_Set problem_. Repeat all of the material below exactly as written, images excluded.

_Entries_.
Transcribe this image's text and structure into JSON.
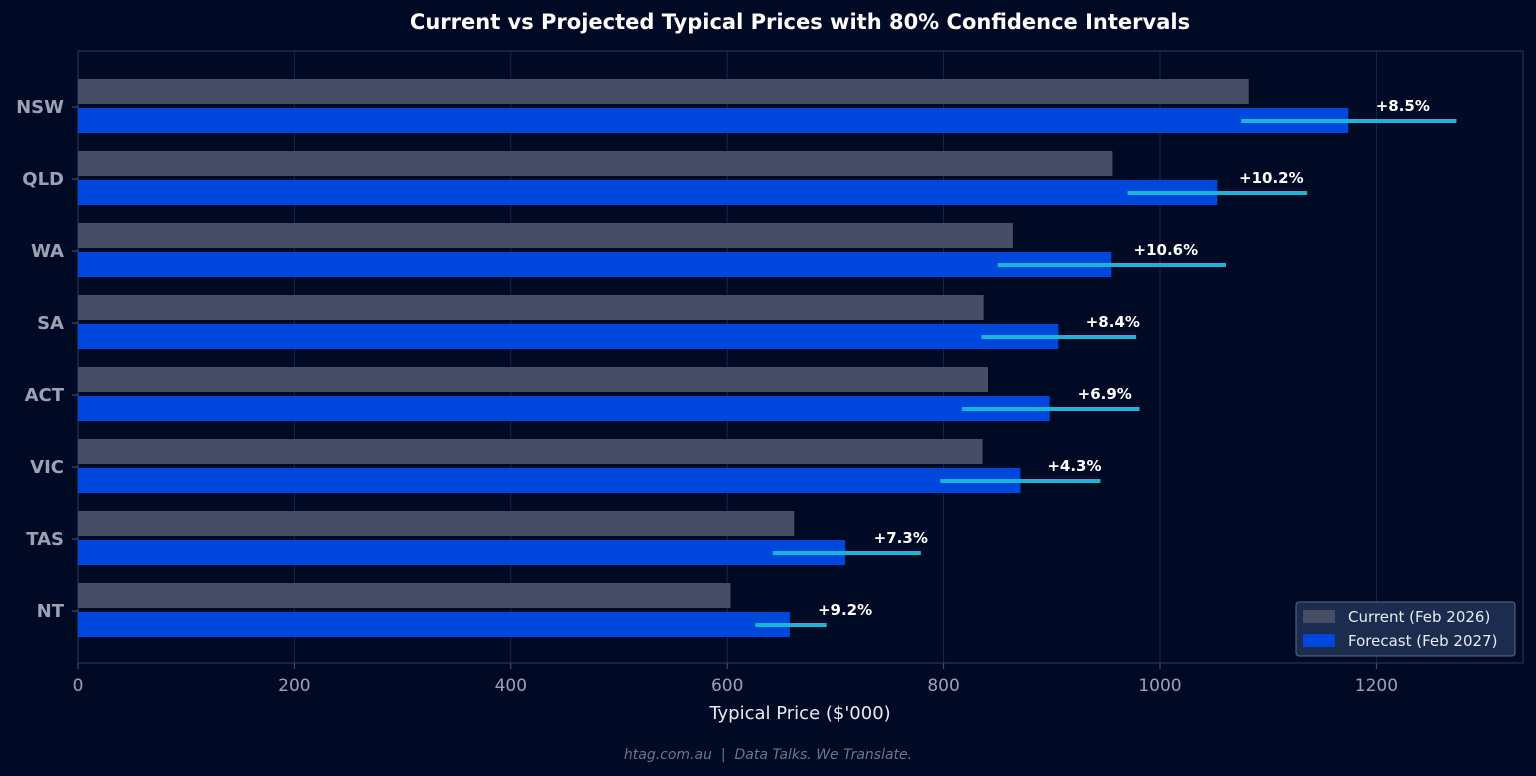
{
  "chart_data": {
    "type": "bar",
    "orientation": "horizontal",
    "title": "Current vs Projected Typical Prices with 80% Confidence Intervals",
    "xlabel": "Typical Price ($'000)",
    "ylabel": "",
    "xlim": [
      0,
      1335
    ],
    "xticks": [
      0,
      200,
      400,
      600,
      800,
      1000,
      1200
    ],
    "grid": "vertical",
    "legend_position": "bottom-right",
    "categories": [
      "NSW",
      "QLD",
      "WA",
      "SA",
      "ACT",
      "VIC",
      "TAS",
      "NT"
    ],
    "series": [
      {
        "name": "Current (Feb 2026)",
        "color": "#464e65",
        "values": [
          1082,
          956,
          864,
          837,
          841,
          836,
          662,
          603
        ]
      },
      {
        "name": "Forecast (Feb 2027)",
        "color": "#0048dd",
        "values": [
          1174,
          1053,
          955,
          906,
          898,
          871,
          709,
          658
        ]
      }
    ],
    "confidence_intervals": {
      "label": "80% Confidence Intervals",
      "color": "#1ab4d4",
      "ranges": [
        [
          1075,
          1274
        ],
        [
          970,
          1136
        ],
        [
          850,
          1061
        ],
        [
          835,
          978
        ],
        [
          817,
          981
        ],
        [
          797,
          945
        ],
        [
          642,
          779
        ],
        [
          626,
          692
        ]
      ]
    },
    "change_labels": [
      "+8.5%",
      "+10.2%",
      "+10.6%",
      "+8.4%",
      "+6.9%",
      "+4.3%",
      "+7.3%",
      "+9.2%"
    ]
  },
  "footer": "htag.com.au  |  Data Talks. We Translate."
}
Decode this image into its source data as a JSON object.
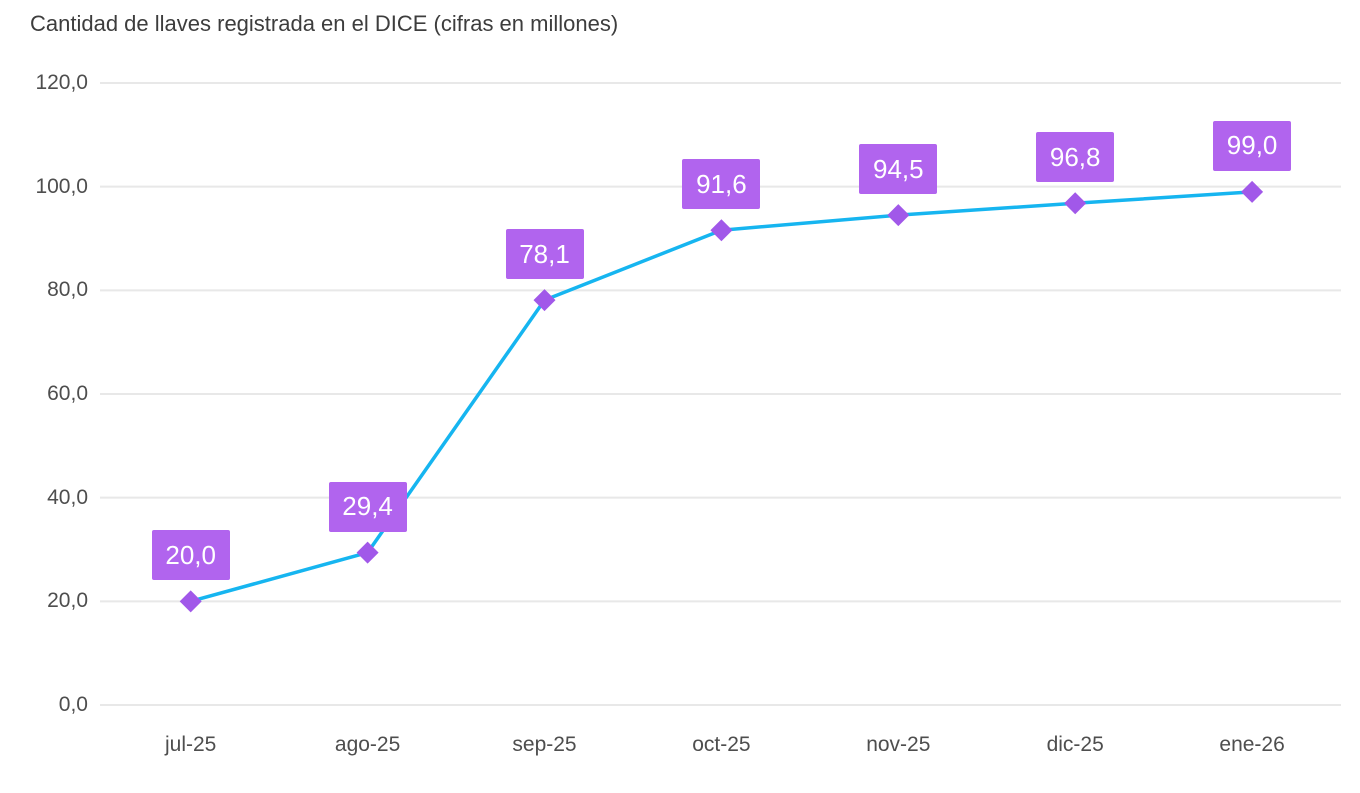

_Solution for this exercise_.
Transcribe this image's text and structure into JSON.
{
  "chart_data": {
    "type": "bar",
    "orientation": "horizontal",
    "title": "Current vs Projected Typical Prices with 80% Confidence Intervals",
    "xlabel": "Typical Price ($'000)",
    "ylabel": "",
    "xlim": [
      0,
      1335
    ],
    "xticks": [
      0,
      200,
      400,
      600,
      800,
      1000,
      1200
    ],
    "grid": "vertical",
    "legend_position": "bottom-right",
    "categories": [
      "NSW",
      "QLD",
      "WA",
      "SA",
      "ACT",
      "VIC",
      "TAS",
      "NT"
    ],
    "series": [
      {
        "name": "Current (Feb 2026)",
        "color": "#464e65",
        "values": [
          1082,
          956,
          864,
          837,
          841,
          836,
          662,
          603
        ]
      },
      {
        "name": "Forecast (Feb 2027)",
        "color": "#0048dd",
        "values": [
          1174,
          1053,
          955,
          906,
          898,
          871,
          709,
          658
        ]
      }
    ],
    "confidence_intervals": {
      "label": "80% Confidence Intervals",
      "color": "#1ab4d4",
      "ranges": [
        [
          1075,
          1274
        ],
        [
          970,
          1136
        ],
        [
          850,
          1061
        ],
        [
          835,
          978
        ],
        [
          817,
          981
        ],
        [
          797,
          945
        ],
        [
          642,
          779
        ],
        [
          626,
          692
        ]
      ]
    },
    "change_labels": [
      "+8.5%",
      "+10.2%",
      "+10.6%",
      "+8.4%",
      "+6.9%",
      "+4.3%",
      "+7.3%",
      "+9.2%"
    ]
  },
  "footer": "htag.com.au  |  Data Talks. We Translate."
}
Decode this image into its source data as a JSON object.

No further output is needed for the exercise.